What is needed
Find "Transcribe the text in this document." in the material below, then copy that line and every subsequent line to the end, exactly.
====== Materials provided
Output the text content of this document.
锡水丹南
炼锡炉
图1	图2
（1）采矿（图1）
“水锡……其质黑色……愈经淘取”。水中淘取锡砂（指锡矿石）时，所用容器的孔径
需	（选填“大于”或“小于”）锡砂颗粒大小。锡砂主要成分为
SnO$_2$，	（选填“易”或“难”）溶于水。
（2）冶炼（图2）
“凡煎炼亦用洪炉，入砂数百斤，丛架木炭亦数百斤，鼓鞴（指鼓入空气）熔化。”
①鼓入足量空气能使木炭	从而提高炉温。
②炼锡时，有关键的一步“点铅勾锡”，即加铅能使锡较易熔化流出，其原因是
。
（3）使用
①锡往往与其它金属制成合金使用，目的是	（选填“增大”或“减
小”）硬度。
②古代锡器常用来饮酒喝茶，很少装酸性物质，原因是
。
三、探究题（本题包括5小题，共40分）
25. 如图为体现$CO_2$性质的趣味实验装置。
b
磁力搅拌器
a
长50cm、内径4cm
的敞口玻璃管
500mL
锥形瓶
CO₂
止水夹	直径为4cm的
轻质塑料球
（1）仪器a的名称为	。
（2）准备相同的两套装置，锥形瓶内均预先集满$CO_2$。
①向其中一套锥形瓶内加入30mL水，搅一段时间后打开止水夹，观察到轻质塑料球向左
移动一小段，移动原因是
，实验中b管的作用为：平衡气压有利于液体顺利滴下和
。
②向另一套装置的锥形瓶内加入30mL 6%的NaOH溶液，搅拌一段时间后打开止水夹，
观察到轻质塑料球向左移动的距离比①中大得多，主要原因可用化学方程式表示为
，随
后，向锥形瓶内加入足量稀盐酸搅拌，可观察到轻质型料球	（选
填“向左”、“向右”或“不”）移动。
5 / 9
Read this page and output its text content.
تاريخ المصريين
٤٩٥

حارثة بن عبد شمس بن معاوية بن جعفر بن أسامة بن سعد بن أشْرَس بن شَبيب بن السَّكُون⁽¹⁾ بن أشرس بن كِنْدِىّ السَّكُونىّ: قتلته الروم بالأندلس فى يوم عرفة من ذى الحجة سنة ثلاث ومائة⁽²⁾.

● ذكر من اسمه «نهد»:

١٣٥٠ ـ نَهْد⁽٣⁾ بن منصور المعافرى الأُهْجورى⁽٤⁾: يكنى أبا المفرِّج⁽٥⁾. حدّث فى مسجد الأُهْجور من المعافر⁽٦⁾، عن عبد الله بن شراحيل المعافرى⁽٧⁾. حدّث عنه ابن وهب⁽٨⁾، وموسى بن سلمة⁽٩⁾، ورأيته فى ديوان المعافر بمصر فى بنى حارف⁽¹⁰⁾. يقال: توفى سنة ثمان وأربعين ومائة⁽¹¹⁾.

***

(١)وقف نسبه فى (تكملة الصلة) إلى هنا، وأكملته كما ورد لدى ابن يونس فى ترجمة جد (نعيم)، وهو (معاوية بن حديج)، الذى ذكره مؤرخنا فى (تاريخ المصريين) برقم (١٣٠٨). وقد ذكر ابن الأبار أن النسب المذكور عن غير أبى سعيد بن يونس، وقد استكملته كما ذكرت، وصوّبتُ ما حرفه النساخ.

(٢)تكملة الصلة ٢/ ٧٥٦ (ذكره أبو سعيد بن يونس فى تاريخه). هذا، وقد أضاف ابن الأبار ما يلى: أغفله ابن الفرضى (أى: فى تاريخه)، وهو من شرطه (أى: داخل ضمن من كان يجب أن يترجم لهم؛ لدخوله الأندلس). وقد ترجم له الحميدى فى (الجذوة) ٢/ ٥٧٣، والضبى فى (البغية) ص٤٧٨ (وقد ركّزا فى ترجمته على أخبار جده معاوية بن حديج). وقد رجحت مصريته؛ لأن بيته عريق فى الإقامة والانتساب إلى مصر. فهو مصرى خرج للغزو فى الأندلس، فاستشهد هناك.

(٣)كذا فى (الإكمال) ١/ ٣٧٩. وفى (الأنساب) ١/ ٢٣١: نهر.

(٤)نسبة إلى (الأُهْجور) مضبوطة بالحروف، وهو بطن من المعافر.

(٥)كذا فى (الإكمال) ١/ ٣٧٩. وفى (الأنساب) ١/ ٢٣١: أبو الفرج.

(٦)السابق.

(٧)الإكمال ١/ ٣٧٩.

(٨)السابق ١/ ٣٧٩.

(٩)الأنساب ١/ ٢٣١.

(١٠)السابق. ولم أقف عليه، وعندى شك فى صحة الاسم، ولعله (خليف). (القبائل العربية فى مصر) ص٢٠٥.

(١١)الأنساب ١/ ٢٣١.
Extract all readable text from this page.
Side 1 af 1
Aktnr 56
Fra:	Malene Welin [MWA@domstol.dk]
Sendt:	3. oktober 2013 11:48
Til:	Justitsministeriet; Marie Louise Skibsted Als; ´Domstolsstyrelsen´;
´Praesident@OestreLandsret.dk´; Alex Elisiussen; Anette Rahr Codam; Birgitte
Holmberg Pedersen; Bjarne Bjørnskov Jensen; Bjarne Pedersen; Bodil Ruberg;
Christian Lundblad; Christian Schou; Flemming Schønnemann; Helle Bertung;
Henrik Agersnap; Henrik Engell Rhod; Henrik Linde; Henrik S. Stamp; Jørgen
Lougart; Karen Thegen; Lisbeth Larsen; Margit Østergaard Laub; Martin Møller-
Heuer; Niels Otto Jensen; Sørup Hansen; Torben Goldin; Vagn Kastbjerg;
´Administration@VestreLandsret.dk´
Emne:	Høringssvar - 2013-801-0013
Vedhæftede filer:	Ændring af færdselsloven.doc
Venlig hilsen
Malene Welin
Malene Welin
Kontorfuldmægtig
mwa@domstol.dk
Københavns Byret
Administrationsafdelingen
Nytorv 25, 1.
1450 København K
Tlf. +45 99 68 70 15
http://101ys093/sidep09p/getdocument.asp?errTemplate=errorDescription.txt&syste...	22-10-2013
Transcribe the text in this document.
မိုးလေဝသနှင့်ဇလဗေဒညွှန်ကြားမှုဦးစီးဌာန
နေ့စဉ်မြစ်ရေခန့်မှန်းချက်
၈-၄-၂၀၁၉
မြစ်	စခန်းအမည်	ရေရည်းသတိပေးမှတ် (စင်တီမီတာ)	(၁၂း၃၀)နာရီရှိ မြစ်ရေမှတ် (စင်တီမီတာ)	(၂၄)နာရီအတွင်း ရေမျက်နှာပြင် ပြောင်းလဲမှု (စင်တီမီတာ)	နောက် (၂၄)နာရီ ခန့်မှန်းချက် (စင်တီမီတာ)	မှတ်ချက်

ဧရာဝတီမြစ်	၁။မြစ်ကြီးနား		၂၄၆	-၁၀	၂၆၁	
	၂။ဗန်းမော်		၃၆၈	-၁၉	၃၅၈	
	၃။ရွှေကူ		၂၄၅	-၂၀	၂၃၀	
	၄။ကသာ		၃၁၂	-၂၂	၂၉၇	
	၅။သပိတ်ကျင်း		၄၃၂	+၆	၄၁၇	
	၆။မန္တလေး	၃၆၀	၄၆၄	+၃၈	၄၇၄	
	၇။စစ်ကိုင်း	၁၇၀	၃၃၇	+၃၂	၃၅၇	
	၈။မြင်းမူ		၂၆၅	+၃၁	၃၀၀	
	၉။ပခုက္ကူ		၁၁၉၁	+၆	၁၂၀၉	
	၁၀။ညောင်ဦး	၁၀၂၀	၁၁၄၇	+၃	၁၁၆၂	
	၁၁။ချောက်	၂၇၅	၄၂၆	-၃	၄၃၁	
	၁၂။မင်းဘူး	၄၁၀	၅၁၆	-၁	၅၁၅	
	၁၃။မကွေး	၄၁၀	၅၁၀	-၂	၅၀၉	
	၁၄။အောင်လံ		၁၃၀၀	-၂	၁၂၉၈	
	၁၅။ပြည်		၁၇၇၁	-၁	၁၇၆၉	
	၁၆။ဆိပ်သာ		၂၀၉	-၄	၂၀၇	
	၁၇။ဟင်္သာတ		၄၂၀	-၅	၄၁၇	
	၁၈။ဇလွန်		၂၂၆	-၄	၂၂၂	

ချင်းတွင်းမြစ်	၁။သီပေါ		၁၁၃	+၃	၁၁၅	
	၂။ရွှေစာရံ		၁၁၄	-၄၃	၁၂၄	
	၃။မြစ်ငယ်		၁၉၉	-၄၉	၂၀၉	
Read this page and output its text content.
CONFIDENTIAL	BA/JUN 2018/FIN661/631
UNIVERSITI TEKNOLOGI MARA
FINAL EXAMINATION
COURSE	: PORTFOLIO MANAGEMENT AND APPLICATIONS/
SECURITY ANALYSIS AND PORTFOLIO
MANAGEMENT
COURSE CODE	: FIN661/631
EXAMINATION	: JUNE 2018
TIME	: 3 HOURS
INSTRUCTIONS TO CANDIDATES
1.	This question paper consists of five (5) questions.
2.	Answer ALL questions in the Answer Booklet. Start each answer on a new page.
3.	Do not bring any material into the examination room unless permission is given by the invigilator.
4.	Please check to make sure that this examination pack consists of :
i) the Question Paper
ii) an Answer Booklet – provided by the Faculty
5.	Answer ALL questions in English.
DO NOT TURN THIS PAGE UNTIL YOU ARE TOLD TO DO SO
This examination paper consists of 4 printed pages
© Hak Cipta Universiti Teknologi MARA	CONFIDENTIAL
============
Response
Transcribe the text in this document.
မိုးလေဝသနှင့်ဇလဗေဒညွှန်ကြားမှုဦးစီးဌာန
နေ့စဉ်မြစ်ရေခန့်မှန်းချက်
၈-၄-၂၀၁၉
မြစ်	စခန်းအမည်	ရေရည်းသတိပေးမှတ် (စင်တီမီတာ)	(၁၂း၃၀)နာရီရှိ မြစ်ရေမှတ် (စင်တီမီတာ)	(၂၄)နာရီအတွင်း ရေမျက်နှာပြင် ပြောင်းလဲမှု (စင်တီမီတာ)	နောက် (၂၄)နာရီ ခန့်မှန်းချက် (စင်တီမီတာ)	မှတ်ချက်

ဧရာဝတီမြစ်	၁။မြစ်ကြီးနား		၂၄၆	-၁၀	၂၆၁	
	၂။ဗန်းမော်		၃၆၈	-၁၉	၃၅၈	
	၃။ရွှေကူ		၂၄၅	-၂၀	၂၃၀	
	၄။ကသာ		၃၁၂	-၂၂	၂၉၇	
	၅။သပိတ်ကျင်း		၄၃၂	+၆	၄၁၇	
	၆။မန္တလေး	၃၆၀	၄၆၄	+၃၈	၄၇၄	
	၇။စစ်ကိုင်း	၁၇၀	၃၃၇	+၃၂	၃၅၇	
	၈။မြင်းမူ		၂၆၅	+၃၁	၃၀၀	
	၉။ပခုက္ကူ		၁၁၉၁	+၆	၁၂၀၉	
	၁၀။ညောင်ဦး	၁၀၂၀	၁၁၄၇	+၃	၁၁၆၂	
	၁၁။ချောက်	၂၇၅	၄၂၆	-၃	၄၃၁	
	၁၂။မင်းဘူး	၄၁၀	၅၁၆	-၁	၅၁၅	
	၁၃။မကွေး	၄၁၀	၅၁၀	-၂	၅၀၉	
	၁၄။အောင်လံ		၁၃၀၀	-၂	၁၂၉၈	
	၁၅။ပြည်		၁၇၇၁	-၁	၁၇၆၉	
	၁၆။ဆိပ်သာ		၂၀၉	-၄	၂၀၇	
	၁၇။ဟင်္သာတ		၄၂၀	-၅	၄၁၇	
	၁၈။ဇလွန်		၂၂၆	-၄	၂၂၂	

ချင်းတွင်းမြစ်	၁။သီပေါ		၁၁၃	+၃	၁၁၅	
	၂။ရွှေစာရံ		၁၁၄	-၄၃	၁၂၄	
	၃။မြစ်ငယ်		၁၉၉	-၄၉	၂၀၉	
Read this page and output its text content.
CONFIDENTIAL	BA/JUN 2018/FIN661/631
UNIVERSITI TEKNOLOGI MARA
FINAL EXAMINATION
COURSE	: PORTFOLIO MANAGEMENT AND APPLICATIONS/
SECURITY ANALYSIS AND PORTFOLIO
MANAGEMENT
COURSE CODE	: FIN661/631
EXAMINATION	: JUNE 2018
TIME	: 3 HOURS
INSTRUCTIONS TO CANDIDATES
1.	This question paper consists of five (5) questions.
2.	Answer ALL questions in the Answer Booklet. Start each answer on a new page.
3.	Do not bring any material into the examination room unless permission is given by the invigilator.
4.	Please check to make sure that this examination pack consists of :
i) the Question Paper
ii) an Answer Booklet – provided by the Faculty
5.	Answer ALL questions in English.
DO NOT TURN THIS PAGE UNTIL YOU ARE TOLD TO DO SO
This examination paper consists of 4 printed pages
© Hak Cipta Universiti Teknologi MARA	CONFIDENTIAL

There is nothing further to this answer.